**What the exercise asks:** Every line of the material below should be repeated exactly.

**Data shown:**
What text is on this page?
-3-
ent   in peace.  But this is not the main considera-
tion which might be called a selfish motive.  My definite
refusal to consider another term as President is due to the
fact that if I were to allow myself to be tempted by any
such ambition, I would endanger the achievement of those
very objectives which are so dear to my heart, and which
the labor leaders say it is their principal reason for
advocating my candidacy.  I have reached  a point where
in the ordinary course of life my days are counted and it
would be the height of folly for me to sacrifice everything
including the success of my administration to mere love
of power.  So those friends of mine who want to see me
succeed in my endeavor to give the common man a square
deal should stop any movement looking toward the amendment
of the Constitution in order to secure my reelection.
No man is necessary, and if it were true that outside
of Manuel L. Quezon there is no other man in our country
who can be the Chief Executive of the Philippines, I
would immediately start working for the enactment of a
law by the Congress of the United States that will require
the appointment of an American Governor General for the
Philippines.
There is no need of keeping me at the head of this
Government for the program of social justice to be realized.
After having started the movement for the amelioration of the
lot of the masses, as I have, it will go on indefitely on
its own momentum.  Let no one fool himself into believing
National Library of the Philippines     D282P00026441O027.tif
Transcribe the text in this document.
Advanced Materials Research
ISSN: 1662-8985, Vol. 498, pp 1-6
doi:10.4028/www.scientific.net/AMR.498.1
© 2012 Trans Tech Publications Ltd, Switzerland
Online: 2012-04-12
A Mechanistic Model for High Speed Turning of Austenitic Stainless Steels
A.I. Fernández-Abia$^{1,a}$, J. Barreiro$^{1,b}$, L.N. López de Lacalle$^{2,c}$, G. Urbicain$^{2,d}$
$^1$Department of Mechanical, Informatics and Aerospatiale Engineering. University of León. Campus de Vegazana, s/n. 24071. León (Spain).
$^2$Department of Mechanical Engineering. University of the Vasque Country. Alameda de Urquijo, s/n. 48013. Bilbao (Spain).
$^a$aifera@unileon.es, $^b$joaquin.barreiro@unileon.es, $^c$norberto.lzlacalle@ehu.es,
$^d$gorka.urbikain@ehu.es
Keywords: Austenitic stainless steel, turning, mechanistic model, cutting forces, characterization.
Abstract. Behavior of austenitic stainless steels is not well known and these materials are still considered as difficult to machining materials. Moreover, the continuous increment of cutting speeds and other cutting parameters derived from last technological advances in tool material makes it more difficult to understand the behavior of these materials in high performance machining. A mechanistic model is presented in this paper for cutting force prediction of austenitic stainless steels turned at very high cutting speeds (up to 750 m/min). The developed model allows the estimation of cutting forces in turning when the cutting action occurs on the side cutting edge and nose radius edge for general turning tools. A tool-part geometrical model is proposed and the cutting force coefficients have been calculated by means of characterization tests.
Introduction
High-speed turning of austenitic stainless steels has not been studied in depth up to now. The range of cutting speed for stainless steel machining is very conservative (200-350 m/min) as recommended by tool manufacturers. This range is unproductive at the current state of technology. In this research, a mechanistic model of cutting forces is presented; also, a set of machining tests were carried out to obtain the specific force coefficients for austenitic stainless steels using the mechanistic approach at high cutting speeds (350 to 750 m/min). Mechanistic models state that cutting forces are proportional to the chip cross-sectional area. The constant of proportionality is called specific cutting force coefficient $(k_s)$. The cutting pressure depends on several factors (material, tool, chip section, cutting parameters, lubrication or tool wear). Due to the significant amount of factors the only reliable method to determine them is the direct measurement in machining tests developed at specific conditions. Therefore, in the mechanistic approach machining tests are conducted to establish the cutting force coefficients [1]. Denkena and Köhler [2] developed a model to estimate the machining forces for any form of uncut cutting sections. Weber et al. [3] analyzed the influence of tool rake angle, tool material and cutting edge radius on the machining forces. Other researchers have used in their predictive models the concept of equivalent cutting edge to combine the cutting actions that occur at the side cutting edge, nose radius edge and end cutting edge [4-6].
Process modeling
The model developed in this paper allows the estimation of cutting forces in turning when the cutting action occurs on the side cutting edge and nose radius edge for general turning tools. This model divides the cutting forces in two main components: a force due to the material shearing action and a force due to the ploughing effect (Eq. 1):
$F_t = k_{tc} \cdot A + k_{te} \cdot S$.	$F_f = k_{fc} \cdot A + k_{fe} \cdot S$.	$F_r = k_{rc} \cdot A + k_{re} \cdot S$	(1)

**Task answer:**
What text is on this page?
-3-
ent   in peace.  But this is not the main considera-
tion which might be called a selfish motive.  My definite
refusal to consider another term as President is due to the
fact that if I were to allow myself to be tempted by any
such ambition, I would endanger the achievement of those
very objectives which are so dear to my heart, and which
the labor leaders say it is their principal reason for
advocating my candidacy.  I have reached  a point where
in the ordinary course of life my days are counted and it
would be the height of folly for me to sacrifice everything
including the success of my administration to mere love
of power.  So those friends of mine who want to see me
succeed in my endeavor to give the common man a square
deal should stop any movement looking toward the amendment
of the Constitution in order to secure my reelection.
No man is necessary, and if it were true that outside
of Manuel L. Quezon there is no other man in our country
who can be the Chief Executive of the Philippines, I
would immediately start working for the enactment of a
law by the Congress of the United States that will require
the appointment of an American Governor General for the
Philippines.
There is no need of keeping me at the head of this
Government for the program of social justice to be realized.
After having started the movement for the amelioration of the
lot of the masses, as I have, it will go on indefitely on
its own momentum.  Let no one fool himself into believing
National Library of the Philippines     D282P00026441O027.tif
Transcribe the text in this document.
Advanced Materials Research
ISSN: 1662-8985, Vol. 498, pp 1-6
doi:10.4028/www.scientific.net/AMR.498.1
© 2012 Trans Tech Publications Ltd, Switzerland
Online: 2012-04-12
A Mechanistic Model for High Speed Turning of Austenitic Stainless Steels
A.I. Fernández-Abia$^{1,a}$, J. Barreiro$^{1,b}$, L.N. López de Lacalle$^{2,c}$, G. Urbicain$^{2,d}$
$^1$Department of Mechanical, Informatics and Aerospatiale Engineering. University of León. Campus de Vegazana, s/n. 24071. León (Spain).
$^2$Department of Mechanical Engineering. University of the Vasque Country. Alameda de Urquijo, s/n. 48013. Bilbao (Spain).
$^a$aifera@unileon.es, $^b$joaquin.barreiro@unileon.es, $^c$norberto.lzlacalle@ehu.es,
$^d$gorka.urbikain@ehu.es
Keywords: Austenitic stainless steel, turning, mechanistic model, cutting forces, characterization.
Abstract. Behavior of austenitic stainless steels is not well known and these materials are still considered as difficult to machining materials. Moreover, the continuous increment of cutting speeds and other cutting parameters derived from last technological advances in tool material makes it more difficult to understand the behavior of these materials in high performance machining. A mechanistic model is presented in this paper for cutting force prediction of austenitic stainless steels turned at very high cutting speeds (up to 750 m/min). The developed model allows the estimation of cutting forces in turning when the cutting action occurs on the side cutting edge and nose radius edge for general turning tools. A tool-part geometrical model is proposed and the cutting force coefficients have been calculated by means of characterization tests.
Introduction
High-speed turning of austenitic stainless steels has not been studied in depth up to now. The range of cutting speed for stainless steel machining is very conservative (200-350 m/min) as recommended by tool manufacturers. This range is unproductive at the current state of technology. In this research, a mechanistic model of cutting forces is presented; also, a set of machining tests were carried out to obtain the specific force coefficients for austenitic stainless steels using the mechanistic approach at high cutting speeds (350 to 750 m/min). Mechanistic models state that cutting forces are proportional to the chip cross-sectional area. The constant of proportionality is called specific cutting force coefficient $(k_s)$. The cutting pressure depends on several factors (material, tool, chip section, cutting parameters, lubrication or tool wear). Due to the significant amount of factors the only reliable method to determine them is the direct measurement in machining tests developed at specific conditions. Therefore, in the mechanistic approach machining tests are conducted to establish the cutting force coefficients [1]. Denkena and Köhler [2] developed a model to estimate the machining forces for any form of uncut cutting sections. Weber et al. [3] analyzed the influence of tool rake angle, tool material and cutting edge radius on the machining forces. Other researchers have used in their predictive models the concept of equivalent cutting edge to combine the cutting actions that occur at the side cutting edge, nose radius edge and end cutting edge [4-6].
Process modeling
The model developed in this paper allows the estimation of cutting forces in turning when the cutting action occurs on the side cutting edge and nose radius edge for general turning tools. This model divides the cutting forces in two main components: a force due to the material shearing action and a force due to the ploughing effect (Eq. 1):
$F_t = k_{tc} \cdot A + k_{te} \cdot S$.	$F_f = k_{fc} \cdot A + k_{fe} \cdot S$.	$F_r = k_{rc} \cdot A + k_{re} \cdot S$	(1)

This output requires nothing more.